▶ [Task directions] Go through the listing and return every line with "Ground" in it.

------------------------------------------------------------

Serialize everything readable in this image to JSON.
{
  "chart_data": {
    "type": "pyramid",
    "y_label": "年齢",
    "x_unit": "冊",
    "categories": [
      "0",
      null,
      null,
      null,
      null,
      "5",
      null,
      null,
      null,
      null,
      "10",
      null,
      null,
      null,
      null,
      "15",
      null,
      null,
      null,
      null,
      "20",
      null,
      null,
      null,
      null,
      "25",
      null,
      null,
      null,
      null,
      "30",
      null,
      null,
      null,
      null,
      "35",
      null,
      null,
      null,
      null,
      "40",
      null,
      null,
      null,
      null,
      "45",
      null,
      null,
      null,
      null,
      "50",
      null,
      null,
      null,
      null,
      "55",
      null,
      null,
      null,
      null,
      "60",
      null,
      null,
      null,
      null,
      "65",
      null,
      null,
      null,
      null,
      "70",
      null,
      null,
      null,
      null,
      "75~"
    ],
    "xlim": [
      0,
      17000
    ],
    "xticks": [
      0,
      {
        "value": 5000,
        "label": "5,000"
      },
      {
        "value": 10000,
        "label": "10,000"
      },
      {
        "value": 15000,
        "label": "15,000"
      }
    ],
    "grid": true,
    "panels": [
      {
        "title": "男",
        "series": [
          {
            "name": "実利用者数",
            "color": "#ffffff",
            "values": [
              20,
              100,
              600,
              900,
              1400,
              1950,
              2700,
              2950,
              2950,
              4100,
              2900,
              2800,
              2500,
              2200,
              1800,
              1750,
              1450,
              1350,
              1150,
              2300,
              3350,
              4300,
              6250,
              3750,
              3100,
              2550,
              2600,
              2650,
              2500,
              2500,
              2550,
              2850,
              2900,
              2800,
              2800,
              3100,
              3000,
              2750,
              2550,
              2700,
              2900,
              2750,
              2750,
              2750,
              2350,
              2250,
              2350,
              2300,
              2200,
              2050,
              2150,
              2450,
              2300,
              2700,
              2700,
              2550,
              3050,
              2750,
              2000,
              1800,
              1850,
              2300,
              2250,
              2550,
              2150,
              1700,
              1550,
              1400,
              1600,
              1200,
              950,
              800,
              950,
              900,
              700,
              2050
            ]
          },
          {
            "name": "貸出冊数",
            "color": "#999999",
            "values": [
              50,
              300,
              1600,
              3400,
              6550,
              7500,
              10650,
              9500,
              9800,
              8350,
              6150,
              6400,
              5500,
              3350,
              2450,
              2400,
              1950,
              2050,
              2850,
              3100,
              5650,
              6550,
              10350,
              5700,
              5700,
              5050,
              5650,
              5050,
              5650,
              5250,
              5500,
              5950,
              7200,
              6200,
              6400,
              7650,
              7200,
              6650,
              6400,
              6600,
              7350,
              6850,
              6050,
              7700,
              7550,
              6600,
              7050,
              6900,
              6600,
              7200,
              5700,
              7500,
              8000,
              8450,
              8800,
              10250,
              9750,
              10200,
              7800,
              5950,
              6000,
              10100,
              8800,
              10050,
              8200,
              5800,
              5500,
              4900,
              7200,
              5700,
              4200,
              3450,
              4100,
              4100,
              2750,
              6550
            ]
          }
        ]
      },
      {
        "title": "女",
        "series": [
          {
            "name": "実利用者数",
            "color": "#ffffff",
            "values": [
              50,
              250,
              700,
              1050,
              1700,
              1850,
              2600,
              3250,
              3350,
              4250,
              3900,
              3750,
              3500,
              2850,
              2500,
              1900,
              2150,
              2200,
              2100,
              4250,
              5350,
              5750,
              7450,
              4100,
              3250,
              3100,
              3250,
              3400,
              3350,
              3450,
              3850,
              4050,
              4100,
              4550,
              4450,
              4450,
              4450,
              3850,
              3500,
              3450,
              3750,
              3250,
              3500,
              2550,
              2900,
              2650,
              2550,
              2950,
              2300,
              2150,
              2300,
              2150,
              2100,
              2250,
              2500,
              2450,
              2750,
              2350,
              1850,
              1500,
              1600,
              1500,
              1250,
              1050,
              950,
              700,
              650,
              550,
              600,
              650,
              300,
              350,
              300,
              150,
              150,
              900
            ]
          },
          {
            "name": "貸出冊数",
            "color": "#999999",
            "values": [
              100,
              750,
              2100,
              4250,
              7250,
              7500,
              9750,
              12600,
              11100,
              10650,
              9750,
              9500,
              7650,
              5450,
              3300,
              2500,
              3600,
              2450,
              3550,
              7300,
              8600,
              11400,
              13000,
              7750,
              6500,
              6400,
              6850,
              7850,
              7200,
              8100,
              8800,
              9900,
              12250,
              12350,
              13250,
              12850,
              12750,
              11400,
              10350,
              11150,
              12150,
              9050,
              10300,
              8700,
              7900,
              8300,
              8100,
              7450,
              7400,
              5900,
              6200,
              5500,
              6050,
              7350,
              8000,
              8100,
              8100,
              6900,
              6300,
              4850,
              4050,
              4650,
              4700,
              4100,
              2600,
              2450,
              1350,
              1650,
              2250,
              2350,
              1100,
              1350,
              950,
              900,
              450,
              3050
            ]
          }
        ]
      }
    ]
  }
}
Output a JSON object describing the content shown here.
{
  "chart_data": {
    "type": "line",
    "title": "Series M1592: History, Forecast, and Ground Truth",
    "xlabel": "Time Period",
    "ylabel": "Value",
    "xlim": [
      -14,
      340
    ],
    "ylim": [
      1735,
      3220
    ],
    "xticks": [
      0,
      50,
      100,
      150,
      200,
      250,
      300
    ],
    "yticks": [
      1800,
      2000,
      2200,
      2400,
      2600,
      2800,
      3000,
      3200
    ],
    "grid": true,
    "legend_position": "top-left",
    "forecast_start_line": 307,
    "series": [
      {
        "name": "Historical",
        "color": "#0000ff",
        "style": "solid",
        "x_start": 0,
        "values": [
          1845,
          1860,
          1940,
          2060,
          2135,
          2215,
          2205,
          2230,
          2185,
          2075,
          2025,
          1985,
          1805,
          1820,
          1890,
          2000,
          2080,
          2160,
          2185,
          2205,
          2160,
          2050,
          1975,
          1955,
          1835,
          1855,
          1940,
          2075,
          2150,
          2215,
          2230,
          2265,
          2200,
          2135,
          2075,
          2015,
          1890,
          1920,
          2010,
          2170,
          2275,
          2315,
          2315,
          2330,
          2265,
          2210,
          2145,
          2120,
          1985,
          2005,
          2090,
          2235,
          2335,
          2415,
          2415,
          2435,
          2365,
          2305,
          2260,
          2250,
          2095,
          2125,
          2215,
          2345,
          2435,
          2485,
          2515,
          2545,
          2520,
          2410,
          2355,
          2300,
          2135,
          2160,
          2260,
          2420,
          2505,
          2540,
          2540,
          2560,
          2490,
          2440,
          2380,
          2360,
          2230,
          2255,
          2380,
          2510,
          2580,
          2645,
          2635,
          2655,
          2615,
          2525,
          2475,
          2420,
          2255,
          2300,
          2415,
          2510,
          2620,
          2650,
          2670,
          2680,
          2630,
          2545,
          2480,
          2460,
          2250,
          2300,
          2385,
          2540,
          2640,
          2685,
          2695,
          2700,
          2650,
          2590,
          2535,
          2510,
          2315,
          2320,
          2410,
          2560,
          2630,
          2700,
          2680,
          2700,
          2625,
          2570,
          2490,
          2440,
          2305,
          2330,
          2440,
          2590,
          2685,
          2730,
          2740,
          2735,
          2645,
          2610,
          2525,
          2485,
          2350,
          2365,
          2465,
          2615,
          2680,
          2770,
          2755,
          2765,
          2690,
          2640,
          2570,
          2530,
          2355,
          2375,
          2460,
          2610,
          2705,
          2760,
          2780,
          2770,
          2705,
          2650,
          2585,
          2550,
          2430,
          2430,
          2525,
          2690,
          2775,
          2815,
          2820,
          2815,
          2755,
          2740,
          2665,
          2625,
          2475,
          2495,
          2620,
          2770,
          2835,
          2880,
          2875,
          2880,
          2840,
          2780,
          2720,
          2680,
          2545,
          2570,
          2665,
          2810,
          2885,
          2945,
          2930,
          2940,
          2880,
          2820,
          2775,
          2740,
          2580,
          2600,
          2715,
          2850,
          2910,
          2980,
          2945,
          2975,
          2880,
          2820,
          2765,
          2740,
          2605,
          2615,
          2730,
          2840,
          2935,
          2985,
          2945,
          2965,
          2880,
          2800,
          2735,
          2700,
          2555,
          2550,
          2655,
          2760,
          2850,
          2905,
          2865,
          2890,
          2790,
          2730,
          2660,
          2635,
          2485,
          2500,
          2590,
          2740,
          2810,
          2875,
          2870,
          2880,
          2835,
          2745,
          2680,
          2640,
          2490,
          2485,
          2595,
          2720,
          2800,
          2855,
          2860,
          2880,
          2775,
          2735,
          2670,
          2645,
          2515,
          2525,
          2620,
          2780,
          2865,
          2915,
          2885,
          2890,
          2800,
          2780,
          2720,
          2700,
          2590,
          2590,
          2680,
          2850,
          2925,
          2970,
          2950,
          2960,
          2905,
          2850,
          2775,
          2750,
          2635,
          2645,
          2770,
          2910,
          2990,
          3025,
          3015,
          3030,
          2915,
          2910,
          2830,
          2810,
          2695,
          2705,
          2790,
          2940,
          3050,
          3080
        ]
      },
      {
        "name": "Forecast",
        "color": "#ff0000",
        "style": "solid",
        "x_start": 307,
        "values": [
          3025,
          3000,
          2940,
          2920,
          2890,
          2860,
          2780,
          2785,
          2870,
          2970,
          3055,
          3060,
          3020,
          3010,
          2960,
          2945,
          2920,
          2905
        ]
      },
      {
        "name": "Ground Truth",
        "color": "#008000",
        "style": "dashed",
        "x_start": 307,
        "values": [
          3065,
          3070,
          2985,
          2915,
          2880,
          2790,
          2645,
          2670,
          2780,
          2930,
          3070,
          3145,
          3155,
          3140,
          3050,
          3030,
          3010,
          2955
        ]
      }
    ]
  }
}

------------------------------------------------------------

▶ [Result of the exercise]
    "title": "Series M1592: History, Forecast, and Ground Truth",
        "name": "Ground Truth",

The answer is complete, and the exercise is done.